**Do this**
Lift out all lines below that contain "ylabel".

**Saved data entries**
◆ ◆ ◆ ◆ ◆

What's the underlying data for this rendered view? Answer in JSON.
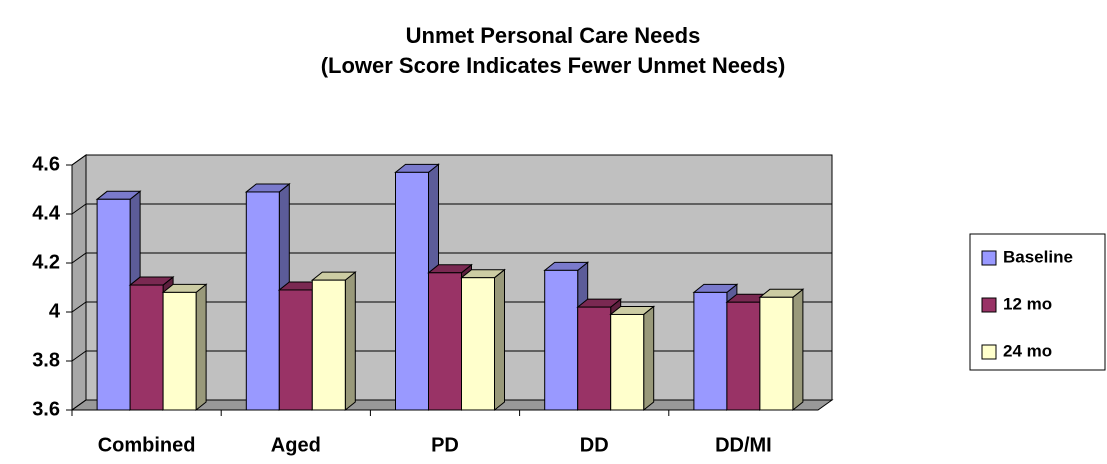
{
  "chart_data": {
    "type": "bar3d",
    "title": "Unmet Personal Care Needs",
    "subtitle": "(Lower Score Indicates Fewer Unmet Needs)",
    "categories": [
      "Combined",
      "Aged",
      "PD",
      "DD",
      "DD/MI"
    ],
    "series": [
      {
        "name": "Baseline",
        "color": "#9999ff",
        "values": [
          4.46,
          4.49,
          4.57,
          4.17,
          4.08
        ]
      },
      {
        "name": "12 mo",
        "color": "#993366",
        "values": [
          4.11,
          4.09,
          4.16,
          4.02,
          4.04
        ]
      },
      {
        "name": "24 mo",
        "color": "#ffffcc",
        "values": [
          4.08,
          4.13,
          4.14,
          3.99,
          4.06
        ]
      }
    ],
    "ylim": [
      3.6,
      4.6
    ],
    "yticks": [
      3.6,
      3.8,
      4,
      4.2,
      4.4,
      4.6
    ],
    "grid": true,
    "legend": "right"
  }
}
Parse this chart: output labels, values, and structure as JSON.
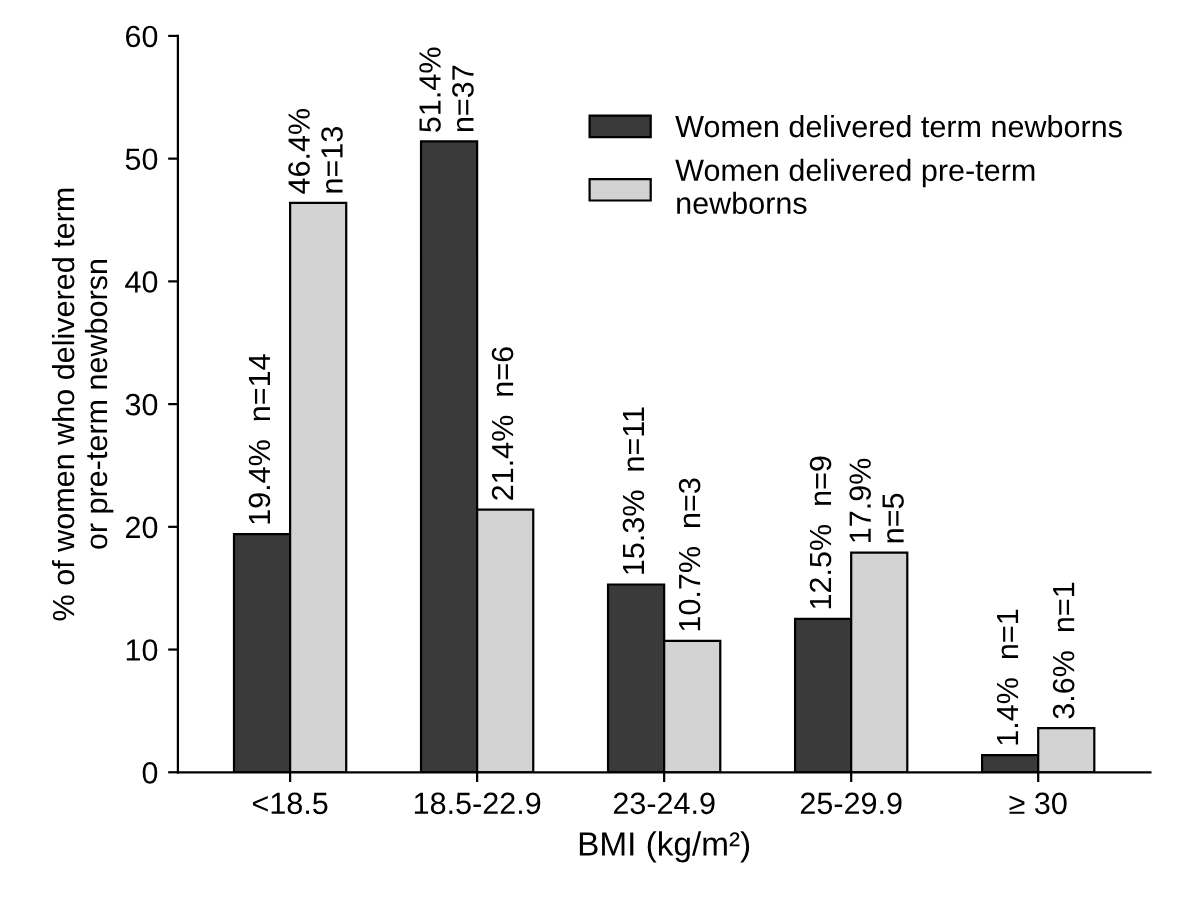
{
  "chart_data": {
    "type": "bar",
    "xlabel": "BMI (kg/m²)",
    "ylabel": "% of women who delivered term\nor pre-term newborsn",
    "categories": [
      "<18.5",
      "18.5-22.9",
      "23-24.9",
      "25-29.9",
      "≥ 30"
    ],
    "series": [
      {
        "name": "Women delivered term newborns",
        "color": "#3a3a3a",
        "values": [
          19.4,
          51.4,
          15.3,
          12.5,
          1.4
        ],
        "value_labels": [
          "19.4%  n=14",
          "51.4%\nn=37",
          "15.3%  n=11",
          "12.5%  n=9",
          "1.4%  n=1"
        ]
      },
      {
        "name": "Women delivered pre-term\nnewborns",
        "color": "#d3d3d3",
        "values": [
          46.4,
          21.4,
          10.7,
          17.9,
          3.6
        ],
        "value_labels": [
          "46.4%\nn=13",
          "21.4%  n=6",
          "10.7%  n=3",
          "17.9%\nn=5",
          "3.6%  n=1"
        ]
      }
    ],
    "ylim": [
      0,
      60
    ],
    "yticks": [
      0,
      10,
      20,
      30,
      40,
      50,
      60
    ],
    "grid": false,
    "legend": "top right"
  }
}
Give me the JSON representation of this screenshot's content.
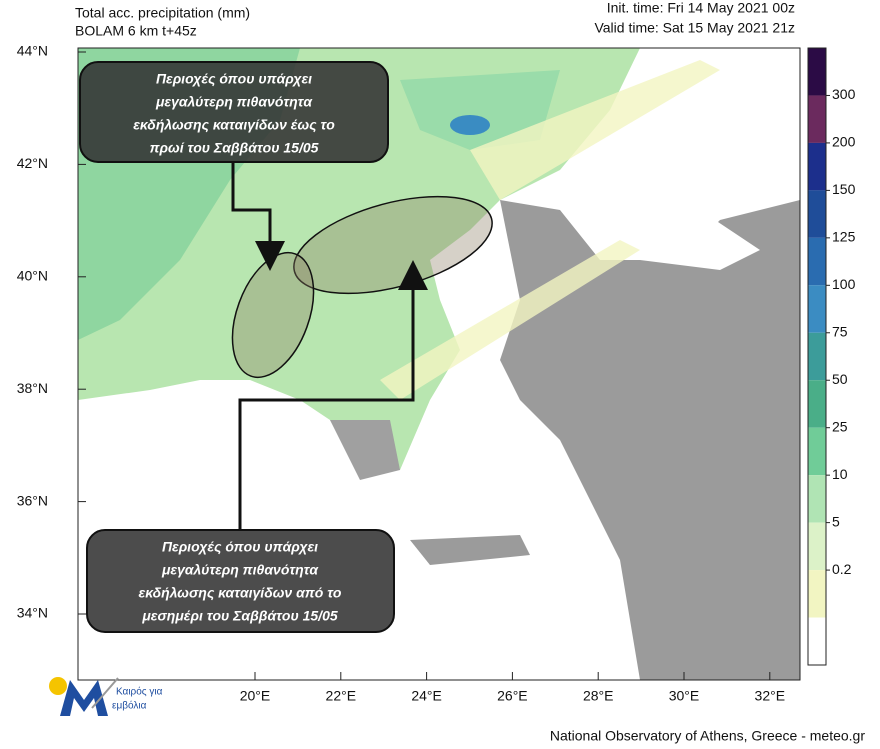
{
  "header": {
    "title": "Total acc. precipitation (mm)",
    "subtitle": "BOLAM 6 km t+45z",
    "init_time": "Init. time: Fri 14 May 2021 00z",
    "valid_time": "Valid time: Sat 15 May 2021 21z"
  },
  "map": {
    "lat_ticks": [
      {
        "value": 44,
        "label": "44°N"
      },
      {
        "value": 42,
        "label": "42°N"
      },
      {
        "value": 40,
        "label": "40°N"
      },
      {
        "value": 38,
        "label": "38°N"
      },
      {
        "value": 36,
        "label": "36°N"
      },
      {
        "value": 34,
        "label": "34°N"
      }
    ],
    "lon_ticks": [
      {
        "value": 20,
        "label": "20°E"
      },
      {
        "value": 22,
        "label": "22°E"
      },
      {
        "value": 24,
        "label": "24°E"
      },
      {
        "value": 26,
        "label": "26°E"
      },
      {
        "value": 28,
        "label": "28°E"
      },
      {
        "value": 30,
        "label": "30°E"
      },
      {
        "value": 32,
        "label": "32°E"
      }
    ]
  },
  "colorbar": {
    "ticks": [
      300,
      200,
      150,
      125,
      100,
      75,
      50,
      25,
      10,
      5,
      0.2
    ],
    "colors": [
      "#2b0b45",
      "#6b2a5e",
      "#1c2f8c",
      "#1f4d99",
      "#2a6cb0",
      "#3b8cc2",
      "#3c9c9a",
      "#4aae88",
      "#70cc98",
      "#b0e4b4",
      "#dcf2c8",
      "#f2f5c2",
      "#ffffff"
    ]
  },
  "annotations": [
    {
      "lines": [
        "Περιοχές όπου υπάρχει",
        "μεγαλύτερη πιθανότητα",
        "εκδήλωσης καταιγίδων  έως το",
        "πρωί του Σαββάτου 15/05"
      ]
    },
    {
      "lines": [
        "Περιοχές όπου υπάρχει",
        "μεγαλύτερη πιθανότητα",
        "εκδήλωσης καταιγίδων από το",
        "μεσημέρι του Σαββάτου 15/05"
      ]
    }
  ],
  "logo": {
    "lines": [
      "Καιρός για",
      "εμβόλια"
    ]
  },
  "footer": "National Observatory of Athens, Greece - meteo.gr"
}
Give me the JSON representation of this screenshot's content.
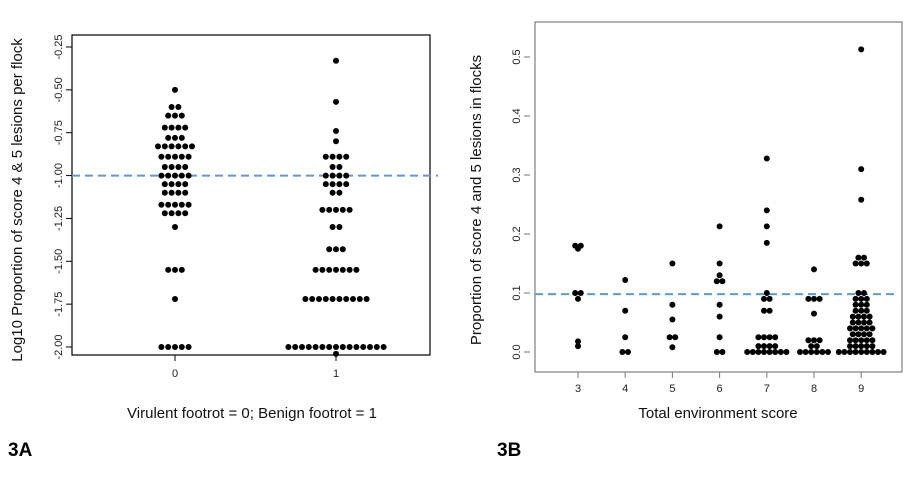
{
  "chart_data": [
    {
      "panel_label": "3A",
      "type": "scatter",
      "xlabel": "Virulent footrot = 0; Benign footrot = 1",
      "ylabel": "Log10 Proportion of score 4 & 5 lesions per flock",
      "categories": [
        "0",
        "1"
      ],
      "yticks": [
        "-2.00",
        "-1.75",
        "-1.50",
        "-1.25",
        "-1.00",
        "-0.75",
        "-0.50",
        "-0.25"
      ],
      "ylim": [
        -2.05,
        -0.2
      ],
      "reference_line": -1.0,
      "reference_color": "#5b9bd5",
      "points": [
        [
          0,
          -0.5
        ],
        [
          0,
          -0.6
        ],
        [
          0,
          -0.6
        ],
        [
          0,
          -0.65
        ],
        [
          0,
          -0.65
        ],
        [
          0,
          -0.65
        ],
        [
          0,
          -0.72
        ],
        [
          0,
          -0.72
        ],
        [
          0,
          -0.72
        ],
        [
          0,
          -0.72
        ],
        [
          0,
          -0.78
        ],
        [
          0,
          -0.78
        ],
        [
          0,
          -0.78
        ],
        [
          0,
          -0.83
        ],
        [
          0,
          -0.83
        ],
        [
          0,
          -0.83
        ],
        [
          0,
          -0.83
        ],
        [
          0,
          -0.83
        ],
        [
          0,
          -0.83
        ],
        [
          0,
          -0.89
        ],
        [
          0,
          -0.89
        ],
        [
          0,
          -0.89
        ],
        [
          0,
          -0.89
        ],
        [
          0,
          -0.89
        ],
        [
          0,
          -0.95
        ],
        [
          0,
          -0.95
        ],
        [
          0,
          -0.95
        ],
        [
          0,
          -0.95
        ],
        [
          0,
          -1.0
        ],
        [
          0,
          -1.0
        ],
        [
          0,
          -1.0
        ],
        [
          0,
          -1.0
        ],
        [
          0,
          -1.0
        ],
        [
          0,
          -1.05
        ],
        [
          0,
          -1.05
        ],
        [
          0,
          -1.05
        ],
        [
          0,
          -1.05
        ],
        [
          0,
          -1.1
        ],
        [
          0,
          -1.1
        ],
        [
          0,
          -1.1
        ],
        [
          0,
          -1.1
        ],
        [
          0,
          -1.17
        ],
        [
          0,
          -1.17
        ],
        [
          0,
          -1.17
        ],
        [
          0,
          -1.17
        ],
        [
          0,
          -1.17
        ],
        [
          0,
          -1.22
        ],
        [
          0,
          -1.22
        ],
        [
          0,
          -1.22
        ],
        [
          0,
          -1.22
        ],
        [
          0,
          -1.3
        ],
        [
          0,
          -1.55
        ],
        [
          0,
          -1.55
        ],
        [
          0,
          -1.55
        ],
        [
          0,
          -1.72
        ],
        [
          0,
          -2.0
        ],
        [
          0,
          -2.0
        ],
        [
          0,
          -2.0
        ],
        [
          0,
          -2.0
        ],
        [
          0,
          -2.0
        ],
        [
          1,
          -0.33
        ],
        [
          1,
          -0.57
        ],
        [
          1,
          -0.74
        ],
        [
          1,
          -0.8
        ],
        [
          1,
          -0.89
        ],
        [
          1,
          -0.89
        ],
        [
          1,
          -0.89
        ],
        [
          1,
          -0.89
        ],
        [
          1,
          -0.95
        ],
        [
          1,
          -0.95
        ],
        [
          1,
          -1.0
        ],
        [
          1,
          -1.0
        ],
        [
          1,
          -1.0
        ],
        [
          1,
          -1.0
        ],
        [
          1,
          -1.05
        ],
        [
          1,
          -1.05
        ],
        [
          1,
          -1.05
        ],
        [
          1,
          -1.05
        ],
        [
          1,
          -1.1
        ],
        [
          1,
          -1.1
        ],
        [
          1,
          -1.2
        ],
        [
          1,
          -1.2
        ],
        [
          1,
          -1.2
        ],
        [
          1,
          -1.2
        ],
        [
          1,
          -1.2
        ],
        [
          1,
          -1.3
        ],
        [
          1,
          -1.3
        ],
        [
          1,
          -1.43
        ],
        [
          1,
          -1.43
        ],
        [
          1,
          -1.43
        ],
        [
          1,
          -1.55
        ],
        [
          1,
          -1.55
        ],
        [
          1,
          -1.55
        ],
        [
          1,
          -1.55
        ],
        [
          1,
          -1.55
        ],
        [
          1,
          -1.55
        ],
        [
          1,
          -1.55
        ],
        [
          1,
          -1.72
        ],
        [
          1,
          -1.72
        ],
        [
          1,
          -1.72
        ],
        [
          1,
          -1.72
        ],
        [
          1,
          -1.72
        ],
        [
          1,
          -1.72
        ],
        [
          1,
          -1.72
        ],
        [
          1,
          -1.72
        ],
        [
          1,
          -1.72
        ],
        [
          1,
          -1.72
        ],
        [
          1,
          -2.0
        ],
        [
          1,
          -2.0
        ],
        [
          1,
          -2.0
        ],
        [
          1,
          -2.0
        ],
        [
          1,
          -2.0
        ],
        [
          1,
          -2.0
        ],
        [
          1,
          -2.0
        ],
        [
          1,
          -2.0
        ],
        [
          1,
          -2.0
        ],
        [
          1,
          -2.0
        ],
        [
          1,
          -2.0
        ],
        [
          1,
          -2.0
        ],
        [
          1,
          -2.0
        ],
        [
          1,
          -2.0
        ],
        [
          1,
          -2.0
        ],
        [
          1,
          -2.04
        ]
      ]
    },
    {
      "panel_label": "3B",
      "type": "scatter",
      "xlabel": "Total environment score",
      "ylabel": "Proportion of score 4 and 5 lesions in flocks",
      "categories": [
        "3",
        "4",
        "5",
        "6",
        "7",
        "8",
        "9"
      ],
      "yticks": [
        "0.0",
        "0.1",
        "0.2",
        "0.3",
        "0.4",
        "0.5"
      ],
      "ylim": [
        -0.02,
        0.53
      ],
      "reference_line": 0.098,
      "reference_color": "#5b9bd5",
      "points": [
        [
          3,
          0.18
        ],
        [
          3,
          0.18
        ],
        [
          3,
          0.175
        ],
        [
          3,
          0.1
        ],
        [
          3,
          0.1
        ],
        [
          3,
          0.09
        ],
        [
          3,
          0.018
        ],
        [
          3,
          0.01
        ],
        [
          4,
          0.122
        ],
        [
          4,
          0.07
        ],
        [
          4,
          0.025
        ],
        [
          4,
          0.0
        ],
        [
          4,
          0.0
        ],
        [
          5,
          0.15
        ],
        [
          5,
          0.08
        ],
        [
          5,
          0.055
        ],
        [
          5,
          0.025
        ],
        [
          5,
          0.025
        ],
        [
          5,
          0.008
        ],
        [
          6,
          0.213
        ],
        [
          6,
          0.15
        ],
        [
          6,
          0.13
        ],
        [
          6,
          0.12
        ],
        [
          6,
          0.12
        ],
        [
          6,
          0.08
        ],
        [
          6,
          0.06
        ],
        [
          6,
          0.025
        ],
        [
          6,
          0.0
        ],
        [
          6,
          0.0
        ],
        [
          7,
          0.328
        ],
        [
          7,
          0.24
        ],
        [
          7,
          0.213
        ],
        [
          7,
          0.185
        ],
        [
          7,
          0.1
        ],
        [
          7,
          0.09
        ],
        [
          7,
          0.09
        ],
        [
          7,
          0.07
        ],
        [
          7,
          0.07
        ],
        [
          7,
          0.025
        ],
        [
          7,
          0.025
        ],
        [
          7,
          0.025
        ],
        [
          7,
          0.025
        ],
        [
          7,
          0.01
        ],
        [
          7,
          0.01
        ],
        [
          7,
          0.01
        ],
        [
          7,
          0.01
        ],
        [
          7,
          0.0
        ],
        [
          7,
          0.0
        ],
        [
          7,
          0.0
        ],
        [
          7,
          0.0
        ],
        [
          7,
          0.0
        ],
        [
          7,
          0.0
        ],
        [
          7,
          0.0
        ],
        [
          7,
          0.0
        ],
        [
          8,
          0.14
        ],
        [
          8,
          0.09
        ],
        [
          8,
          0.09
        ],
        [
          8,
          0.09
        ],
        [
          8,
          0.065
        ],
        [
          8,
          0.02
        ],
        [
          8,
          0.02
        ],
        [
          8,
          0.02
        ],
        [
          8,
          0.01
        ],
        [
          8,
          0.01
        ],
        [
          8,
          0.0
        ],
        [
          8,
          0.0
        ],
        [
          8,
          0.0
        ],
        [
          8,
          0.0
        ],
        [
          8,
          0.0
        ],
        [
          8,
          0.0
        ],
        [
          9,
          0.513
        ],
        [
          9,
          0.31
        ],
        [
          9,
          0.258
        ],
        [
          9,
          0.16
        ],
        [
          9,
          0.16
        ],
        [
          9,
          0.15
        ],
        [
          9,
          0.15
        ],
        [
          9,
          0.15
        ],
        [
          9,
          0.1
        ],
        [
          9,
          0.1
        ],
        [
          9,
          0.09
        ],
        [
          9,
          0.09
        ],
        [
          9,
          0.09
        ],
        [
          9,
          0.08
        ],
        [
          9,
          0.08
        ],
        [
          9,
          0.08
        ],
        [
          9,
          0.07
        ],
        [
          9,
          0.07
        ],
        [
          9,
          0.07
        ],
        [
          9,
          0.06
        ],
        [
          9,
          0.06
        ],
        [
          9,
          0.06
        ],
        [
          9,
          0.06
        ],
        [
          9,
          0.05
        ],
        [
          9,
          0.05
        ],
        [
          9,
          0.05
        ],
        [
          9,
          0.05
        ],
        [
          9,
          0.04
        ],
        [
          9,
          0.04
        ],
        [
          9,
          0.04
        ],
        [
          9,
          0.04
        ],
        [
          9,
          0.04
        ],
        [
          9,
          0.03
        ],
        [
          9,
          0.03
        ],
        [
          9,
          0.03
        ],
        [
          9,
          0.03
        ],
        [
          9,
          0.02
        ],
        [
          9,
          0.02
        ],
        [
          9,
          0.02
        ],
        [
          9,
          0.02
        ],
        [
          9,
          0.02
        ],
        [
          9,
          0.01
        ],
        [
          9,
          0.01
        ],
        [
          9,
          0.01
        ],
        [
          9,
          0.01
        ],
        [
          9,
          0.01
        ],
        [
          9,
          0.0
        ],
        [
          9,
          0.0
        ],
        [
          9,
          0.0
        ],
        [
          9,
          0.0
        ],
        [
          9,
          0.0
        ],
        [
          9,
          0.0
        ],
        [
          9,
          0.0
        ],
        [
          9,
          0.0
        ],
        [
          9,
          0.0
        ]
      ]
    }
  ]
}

◆ ◆ ◆ ◆ ◆

**Output below**
    "ylabel": "% of women who delivered term\nor pre-term newborsn",
      "ylabel": "Log10 Proportion of score 4 & 5 lesions per flock",
      "ylabel": "Proportion of score 4 and 5 lesions in flocks",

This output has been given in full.